_WORK INSTRUCTION_
Please answer these from the peptide design abstract:
1. What was the sequence generative model fine-tuned on?
2. Which method used the binding scores to propose subsequent candidates?
3. Of the 10 peptides selected for cell-based imaging, how many showed higher enrichment in CXCR4-positive regions than in NRP1-positive regions?

_SELECTED EXCERPT_
◆ ◆ ◆ ◆
Closed-Loop Multi-Objective Optimization for Receptor-Selective Cell-Penetrating Peptide Design
Yamahata, I.; Shimamura, T.; Hayashi, S.
Show abstract
Cell-penetrating peptides (CPPs) can deliver diverse cargos into cells. However, designing CPPs with receptor-selective interaction profiles remains difficult because interactions with individual cell-surface components cannot be tuned independently. Here, we developed a closed-loop in silico framework for receptor-selective CPP design, in which receptor interactions are formulated as explicit objectives in a multi-objective optimization problem. We first constructed a CPP-like candidate library using a sequence generative model fine-tuned on known CPPs. The framework then evaluated candidate peptides by receptor-wise docking, molecular dynamics simulations, and MM/GBSA to compute receptor-wise binding scores. These scores were used iteratively to propose subsequent candidates by multi-objective Bayesian optimization. Applied to a CXCR4/NRP1 design setting, the framework identified candidates with more favorable predicted interaction profiles, characterized by higher CXCR4 binding scores and lower NRP1 binding scores. We selected 10 peptides from the computationally identified candidates for cell-based imaging and found that 4 showed higher enrichment in CXCR4-positive regions than in NRP1-positive regions under the tested conditions. These results show that the proposed framework provides a practical in silico approach for designing CPPs with receptor-selective interaction profiles.
◆ ◆ ◆ ◆
_INFORMATION_

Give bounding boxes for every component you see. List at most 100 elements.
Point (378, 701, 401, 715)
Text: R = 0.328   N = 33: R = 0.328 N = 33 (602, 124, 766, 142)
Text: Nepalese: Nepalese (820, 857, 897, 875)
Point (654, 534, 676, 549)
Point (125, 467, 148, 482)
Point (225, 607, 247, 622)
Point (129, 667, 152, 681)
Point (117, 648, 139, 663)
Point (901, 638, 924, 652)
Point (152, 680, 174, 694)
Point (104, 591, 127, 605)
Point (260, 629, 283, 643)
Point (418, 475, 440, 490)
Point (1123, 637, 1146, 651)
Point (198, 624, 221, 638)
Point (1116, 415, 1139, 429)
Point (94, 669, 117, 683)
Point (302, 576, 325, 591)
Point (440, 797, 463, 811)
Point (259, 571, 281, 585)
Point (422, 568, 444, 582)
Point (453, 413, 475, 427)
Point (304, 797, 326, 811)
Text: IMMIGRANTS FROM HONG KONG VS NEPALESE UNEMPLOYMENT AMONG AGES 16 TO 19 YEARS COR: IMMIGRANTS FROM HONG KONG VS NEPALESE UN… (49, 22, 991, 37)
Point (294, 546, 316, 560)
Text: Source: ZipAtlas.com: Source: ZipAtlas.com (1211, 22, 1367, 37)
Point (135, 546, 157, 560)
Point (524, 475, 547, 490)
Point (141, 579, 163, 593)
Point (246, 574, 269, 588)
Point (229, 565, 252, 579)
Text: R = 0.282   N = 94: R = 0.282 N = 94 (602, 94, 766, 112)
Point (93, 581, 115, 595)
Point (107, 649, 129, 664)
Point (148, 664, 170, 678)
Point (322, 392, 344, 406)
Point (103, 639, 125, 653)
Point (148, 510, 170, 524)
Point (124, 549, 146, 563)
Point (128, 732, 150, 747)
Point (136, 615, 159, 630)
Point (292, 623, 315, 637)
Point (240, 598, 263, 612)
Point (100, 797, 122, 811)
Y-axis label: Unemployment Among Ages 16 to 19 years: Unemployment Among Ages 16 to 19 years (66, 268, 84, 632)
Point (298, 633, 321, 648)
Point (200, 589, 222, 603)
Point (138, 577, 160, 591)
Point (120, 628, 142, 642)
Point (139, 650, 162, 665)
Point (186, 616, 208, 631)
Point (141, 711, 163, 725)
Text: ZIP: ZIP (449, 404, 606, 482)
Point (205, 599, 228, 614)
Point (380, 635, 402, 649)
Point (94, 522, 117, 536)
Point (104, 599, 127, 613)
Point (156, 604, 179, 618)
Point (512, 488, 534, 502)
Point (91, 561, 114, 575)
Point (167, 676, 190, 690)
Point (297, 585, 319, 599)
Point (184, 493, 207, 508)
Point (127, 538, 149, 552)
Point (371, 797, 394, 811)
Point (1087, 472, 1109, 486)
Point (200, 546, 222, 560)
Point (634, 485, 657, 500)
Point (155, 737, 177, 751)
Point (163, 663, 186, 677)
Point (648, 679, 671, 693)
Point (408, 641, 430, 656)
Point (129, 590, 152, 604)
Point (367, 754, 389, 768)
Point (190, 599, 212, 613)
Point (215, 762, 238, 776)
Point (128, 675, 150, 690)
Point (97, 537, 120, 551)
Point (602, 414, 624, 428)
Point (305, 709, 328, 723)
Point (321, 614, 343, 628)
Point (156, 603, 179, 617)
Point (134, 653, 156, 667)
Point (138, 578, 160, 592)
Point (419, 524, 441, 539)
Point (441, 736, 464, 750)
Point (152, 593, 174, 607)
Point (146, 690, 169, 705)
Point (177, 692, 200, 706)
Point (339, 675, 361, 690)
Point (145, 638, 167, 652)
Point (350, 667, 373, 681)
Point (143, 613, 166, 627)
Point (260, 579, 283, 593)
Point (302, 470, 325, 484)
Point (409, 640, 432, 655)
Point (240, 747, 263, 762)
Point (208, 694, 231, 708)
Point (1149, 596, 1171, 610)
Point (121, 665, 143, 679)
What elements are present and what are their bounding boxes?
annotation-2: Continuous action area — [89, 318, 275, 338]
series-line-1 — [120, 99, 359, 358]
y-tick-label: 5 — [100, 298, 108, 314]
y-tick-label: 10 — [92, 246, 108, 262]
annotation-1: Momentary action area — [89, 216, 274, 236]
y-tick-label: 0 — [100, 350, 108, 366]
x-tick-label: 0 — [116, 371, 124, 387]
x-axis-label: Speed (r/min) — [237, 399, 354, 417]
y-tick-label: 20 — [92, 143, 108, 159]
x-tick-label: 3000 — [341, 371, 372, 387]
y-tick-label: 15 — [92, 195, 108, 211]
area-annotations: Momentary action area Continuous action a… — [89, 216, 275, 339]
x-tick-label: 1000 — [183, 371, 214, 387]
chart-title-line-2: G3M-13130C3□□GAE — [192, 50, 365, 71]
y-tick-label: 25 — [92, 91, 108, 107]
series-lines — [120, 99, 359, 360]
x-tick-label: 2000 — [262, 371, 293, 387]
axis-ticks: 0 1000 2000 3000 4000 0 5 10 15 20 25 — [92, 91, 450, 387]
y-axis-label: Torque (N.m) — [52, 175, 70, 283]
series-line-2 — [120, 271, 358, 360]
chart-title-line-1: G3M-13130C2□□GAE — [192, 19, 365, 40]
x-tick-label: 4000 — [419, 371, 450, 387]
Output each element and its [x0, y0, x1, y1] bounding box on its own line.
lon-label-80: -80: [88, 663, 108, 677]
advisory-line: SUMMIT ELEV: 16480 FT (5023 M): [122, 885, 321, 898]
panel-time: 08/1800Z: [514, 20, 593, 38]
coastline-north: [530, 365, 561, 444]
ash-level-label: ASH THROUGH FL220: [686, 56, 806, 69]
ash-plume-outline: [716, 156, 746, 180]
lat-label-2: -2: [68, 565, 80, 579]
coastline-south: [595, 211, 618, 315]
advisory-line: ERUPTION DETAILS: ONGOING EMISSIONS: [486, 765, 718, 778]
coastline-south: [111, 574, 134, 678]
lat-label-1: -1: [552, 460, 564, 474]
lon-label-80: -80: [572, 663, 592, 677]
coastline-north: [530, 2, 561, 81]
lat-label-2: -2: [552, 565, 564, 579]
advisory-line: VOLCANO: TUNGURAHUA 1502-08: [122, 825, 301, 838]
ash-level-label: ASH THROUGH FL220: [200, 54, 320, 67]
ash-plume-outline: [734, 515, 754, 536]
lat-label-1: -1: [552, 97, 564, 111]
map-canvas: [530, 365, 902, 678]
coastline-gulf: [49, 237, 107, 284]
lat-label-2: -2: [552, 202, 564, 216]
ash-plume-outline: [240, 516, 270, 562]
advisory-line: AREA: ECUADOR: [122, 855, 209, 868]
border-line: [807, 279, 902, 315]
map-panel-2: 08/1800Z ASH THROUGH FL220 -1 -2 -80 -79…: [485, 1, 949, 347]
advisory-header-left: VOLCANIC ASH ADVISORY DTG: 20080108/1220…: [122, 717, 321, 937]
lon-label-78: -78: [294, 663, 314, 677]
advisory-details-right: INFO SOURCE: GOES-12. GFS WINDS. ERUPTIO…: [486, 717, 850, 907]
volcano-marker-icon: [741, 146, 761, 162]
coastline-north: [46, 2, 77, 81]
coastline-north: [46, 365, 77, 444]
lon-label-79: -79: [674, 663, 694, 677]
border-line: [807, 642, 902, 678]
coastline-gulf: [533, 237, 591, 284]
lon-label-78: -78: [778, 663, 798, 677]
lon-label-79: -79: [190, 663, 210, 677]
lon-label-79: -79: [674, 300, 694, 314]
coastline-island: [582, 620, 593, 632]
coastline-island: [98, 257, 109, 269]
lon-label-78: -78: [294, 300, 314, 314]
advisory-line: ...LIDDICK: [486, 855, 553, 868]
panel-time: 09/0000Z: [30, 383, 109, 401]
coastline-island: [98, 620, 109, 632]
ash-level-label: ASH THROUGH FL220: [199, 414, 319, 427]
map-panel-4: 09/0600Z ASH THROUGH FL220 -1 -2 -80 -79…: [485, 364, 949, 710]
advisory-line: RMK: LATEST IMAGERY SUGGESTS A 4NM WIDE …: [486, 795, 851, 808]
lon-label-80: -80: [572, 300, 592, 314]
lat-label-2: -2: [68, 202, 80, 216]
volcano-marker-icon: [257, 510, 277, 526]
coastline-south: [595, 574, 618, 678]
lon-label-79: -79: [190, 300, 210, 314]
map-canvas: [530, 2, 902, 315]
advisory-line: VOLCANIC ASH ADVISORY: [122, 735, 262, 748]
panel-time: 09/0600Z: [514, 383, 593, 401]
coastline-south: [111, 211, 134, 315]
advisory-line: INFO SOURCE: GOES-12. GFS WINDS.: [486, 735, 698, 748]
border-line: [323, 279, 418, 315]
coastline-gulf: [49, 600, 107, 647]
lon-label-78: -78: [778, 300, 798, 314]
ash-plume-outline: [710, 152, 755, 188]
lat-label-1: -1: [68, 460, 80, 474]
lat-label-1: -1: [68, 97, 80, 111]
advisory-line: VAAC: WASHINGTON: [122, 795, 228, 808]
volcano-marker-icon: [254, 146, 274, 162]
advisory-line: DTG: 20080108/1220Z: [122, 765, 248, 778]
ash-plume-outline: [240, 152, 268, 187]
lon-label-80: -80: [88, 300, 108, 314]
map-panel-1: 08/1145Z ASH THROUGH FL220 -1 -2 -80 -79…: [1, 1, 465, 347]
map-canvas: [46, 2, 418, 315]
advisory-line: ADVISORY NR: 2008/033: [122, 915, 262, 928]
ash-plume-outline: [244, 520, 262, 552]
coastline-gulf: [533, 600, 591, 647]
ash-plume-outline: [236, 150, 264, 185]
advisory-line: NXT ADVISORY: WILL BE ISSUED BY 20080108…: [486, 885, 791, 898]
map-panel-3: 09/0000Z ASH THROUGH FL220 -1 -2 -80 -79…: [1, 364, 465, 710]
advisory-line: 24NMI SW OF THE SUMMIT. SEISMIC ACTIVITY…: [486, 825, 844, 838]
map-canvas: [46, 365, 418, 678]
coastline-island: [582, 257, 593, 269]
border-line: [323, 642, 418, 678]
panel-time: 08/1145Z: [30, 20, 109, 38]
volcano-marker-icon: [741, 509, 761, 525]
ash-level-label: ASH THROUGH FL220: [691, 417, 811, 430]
◆ ◆ ◆ ◆
_ANSWER TO THIS PROBLEM_
1. Known CPPs
2. Multi-objective Bayesian optimization
3. Four